= Given data =
■ ■ ■

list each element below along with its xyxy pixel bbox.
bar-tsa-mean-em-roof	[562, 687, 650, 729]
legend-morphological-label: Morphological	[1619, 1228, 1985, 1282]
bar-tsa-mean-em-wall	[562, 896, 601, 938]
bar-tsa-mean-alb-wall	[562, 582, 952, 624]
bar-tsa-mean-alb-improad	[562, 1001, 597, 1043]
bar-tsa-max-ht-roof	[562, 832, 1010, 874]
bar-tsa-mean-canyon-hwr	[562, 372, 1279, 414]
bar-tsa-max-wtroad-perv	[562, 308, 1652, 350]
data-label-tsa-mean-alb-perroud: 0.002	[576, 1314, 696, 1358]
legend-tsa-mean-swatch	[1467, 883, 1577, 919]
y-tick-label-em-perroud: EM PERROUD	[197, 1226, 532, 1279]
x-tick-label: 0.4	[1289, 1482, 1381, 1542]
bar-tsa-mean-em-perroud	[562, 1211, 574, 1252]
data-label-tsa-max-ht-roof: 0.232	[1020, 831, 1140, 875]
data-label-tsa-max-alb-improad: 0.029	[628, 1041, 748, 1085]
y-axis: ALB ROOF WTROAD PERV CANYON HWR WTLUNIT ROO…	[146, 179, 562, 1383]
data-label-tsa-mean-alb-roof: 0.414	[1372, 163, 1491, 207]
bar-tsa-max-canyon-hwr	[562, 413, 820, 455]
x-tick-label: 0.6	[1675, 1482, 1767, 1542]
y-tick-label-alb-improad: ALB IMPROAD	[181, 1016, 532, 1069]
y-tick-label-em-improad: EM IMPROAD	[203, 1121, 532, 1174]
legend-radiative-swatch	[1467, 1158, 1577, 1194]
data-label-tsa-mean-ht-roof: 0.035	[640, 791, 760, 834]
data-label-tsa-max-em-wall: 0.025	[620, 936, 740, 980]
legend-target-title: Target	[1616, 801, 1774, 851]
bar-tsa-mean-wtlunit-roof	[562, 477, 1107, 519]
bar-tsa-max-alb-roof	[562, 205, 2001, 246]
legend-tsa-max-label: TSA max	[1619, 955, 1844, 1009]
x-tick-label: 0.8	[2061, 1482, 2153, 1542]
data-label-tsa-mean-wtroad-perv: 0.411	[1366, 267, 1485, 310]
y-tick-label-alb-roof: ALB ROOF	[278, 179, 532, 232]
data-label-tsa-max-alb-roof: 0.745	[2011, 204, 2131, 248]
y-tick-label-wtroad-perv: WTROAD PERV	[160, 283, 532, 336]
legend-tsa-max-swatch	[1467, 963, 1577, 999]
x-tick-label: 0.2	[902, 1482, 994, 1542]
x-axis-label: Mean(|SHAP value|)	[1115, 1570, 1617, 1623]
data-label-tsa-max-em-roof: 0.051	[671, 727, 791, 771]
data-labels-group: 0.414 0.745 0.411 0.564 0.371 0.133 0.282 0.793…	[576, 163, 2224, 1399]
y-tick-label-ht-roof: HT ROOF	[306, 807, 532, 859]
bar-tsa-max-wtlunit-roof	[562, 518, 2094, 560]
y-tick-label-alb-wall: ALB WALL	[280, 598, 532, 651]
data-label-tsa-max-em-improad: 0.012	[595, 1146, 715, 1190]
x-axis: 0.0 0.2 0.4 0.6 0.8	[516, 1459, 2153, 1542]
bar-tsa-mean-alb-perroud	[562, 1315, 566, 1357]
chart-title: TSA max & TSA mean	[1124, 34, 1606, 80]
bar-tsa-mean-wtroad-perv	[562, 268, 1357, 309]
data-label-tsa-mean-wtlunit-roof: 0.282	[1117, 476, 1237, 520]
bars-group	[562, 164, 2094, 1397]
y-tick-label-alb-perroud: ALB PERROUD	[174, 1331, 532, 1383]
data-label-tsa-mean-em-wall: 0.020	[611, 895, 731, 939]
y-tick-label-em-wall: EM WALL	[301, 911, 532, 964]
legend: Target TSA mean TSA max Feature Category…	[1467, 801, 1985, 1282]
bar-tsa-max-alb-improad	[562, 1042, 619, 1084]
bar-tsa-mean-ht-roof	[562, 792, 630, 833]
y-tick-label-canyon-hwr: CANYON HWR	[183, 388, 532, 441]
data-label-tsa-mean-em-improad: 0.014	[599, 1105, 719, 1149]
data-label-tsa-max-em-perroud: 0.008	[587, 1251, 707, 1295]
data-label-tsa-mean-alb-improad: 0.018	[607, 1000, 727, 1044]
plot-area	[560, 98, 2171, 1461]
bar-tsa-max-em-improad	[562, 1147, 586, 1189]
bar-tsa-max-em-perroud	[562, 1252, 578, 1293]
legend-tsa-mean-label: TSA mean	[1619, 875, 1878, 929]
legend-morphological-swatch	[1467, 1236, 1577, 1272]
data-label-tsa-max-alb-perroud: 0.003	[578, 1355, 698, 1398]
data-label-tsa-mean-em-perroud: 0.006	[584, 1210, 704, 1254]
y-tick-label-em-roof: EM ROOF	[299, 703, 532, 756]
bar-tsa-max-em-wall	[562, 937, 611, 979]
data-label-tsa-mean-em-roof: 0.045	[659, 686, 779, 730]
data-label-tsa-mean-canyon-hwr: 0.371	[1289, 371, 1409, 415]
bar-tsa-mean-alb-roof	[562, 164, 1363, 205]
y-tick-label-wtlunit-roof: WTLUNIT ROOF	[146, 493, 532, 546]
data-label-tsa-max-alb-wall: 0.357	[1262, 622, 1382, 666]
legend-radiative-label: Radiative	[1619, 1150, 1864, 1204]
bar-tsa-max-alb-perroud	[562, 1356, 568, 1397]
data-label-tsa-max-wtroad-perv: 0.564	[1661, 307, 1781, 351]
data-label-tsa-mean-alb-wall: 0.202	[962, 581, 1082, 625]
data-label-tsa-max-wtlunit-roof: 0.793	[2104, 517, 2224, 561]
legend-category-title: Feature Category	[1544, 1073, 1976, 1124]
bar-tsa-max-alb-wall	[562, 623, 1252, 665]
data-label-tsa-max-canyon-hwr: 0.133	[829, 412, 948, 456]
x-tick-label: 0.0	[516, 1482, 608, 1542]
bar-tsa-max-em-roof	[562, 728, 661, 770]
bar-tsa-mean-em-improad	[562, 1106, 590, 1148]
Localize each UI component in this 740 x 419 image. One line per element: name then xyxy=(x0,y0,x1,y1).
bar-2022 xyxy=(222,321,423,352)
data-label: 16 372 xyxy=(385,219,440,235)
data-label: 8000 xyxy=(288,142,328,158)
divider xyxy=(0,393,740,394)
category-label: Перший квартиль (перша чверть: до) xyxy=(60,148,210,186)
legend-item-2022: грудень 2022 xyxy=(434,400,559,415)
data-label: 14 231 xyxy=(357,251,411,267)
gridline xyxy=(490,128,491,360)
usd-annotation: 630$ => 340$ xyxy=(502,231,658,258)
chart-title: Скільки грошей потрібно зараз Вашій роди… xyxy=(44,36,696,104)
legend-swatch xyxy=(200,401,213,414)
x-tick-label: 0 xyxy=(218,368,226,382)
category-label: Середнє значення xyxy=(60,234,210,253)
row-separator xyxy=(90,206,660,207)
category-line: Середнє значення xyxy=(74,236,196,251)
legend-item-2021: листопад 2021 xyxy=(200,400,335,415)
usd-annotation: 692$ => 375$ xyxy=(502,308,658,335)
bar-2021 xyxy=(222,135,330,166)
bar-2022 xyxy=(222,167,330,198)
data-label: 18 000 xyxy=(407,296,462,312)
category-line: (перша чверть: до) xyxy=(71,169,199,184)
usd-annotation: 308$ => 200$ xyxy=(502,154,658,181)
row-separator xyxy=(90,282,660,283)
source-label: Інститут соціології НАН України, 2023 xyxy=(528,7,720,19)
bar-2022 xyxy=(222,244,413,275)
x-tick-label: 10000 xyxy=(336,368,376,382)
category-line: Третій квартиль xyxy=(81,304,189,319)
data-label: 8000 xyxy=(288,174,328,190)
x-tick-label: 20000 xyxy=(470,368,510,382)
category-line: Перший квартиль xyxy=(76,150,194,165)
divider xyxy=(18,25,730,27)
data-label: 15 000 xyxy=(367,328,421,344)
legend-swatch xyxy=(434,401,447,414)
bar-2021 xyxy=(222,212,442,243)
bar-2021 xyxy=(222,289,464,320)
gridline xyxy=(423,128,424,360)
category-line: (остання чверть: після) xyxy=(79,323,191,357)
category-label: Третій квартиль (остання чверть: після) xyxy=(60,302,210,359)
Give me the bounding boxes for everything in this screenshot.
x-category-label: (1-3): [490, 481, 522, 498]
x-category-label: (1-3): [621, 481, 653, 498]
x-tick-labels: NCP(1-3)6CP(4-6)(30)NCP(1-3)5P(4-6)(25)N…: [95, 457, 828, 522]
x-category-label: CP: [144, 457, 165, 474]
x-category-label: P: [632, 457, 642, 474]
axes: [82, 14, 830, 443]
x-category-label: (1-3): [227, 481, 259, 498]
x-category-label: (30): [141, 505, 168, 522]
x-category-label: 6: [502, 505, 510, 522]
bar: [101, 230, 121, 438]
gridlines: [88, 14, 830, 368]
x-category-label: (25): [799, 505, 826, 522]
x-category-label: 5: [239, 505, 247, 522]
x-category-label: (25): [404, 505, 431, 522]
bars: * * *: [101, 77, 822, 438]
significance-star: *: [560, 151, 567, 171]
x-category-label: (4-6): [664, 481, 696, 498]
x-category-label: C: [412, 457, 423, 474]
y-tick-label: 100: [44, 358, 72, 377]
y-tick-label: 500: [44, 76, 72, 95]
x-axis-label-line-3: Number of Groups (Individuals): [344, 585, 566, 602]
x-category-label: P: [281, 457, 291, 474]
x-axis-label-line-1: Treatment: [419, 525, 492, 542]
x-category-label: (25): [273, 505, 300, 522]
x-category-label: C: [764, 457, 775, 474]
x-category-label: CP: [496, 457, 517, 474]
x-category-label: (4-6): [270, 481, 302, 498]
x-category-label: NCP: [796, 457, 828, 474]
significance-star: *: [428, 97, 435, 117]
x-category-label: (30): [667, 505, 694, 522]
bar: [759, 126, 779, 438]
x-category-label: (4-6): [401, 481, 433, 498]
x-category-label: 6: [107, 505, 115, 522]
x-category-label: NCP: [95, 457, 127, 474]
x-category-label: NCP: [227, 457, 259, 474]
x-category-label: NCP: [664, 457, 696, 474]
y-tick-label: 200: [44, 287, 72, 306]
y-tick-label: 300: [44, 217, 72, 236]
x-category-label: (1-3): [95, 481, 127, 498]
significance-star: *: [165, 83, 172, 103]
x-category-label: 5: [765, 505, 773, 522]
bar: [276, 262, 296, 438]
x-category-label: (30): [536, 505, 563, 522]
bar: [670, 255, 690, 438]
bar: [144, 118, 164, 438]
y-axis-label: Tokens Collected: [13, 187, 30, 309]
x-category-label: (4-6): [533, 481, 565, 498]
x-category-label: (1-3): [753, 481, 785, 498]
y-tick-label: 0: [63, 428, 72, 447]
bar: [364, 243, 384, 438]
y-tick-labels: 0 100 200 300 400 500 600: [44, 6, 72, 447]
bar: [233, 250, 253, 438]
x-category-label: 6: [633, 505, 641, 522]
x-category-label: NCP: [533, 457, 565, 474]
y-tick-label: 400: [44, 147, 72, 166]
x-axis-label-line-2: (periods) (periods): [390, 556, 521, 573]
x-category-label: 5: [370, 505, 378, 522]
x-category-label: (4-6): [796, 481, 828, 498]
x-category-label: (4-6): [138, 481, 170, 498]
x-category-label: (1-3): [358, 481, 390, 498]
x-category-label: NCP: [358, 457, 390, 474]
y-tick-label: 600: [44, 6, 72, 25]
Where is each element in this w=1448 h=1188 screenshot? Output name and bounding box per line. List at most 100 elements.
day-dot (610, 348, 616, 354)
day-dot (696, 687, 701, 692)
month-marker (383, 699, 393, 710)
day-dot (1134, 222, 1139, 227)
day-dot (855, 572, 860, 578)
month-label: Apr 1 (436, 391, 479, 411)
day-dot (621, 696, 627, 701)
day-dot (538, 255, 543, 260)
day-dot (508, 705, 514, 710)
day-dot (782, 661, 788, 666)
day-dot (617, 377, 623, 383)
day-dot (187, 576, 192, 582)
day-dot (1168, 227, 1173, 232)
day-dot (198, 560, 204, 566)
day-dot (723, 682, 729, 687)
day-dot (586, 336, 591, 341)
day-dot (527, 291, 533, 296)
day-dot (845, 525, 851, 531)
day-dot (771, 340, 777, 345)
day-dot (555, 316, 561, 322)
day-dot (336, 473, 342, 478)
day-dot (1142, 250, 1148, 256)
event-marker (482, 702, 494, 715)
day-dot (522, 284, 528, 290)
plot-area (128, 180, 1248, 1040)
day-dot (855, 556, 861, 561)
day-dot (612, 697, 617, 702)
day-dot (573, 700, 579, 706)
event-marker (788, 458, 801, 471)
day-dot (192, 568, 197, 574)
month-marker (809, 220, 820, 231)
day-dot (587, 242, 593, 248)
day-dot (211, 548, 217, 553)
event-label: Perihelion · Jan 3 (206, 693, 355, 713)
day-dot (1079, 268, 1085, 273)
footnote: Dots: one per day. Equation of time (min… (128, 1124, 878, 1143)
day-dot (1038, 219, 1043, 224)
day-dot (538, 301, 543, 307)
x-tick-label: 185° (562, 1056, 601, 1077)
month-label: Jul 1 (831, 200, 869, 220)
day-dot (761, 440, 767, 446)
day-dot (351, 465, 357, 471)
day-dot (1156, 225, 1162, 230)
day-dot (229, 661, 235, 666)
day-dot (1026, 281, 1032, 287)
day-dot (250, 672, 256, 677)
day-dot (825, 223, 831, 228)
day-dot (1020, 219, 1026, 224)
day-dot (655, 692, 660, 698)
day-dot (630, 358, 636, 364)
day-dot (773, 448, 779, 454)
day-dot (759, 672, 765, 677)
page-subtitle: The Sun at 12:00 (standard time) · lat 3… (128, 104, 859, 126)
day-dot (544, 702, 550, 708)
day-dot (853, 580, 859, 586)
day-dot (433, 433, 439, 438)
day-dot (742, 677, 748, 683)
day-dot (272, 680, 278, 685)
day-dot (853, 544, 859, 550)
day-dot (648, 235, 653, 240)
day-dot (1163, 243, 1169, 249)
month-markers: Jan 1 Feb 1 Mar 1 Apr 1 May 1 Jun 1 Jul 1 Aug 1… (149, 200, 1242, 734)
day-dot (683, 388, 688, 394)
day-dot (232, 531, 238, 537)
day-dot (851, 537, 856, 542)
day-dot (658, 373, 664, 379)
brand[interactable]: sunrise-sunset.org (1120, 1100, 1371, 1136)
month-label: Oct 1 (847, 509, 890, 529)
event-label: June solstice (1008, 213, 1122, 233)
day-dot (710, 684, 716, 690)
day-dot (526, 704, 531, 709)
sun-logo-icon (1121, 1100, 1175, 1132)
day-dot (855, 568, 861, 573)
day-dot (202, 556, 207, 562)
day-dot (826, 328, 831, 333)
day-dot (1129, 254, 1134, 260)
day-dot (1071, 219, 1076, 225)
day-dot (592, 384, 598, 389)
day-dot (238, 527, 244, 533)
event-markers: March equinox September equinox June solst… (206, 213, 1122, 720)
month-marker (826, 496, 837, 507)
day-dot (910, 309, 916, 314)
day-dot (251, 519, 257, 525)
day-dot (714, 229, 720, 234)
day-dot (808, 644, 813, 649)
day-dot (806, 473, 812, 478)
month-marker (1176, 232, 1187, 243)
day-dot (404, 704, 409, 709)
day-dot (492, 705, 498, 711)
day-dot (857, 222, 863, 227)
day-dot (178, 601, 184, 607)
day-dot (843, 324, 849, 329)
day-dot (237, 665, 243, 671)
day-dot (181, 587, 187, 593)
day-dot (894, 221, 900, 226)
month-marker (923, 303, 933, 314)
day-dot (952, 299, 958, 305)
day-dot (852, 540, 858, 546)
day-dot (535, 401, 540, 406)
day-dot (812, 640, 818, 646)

■ ■ ■

= Work to do =
Reproduce, without any alteration, the part of the entries that opens with their first line and closes with the line containing "1482, 1381, 1542]", with both of those lines included.

= Answer to the task =
list each element below along with its xyxy pixel bbox.
bar-tsa-mean-em-roof	[562, 687, 650, 729]
legend-morphological-label: Morphological	[1619, 1228, 1985, 1282]
bar-tsa-mean-em-wall	[562, 896, 601, 938]
bar-tsa-mean-alb-wall	[562, 582, 952, 624]
bar-tsa-mean-alb-improad	[562, 1001, 597, 1043]
bar-tsa-max-ht-roof	[562, 832, 1010, 874]
bar-tsa-mean-canyon-hwr	[562, 372, 1279, 414]
bar-tsa-max-wtroad-perv	[562, 308, 1652, 350]
data-label-tsa-mean-alb-perroud: 0.002	[576, 1314, 696, 1358]
legend-tsa-mean-swatch	[1467, 883, 1577, 919]
y-tick-label-em-perroud: EM PERROUD	[197, 1226, 532, 1279]
x-tick-label: 0.4	[1289, 1482, 1381, 1542]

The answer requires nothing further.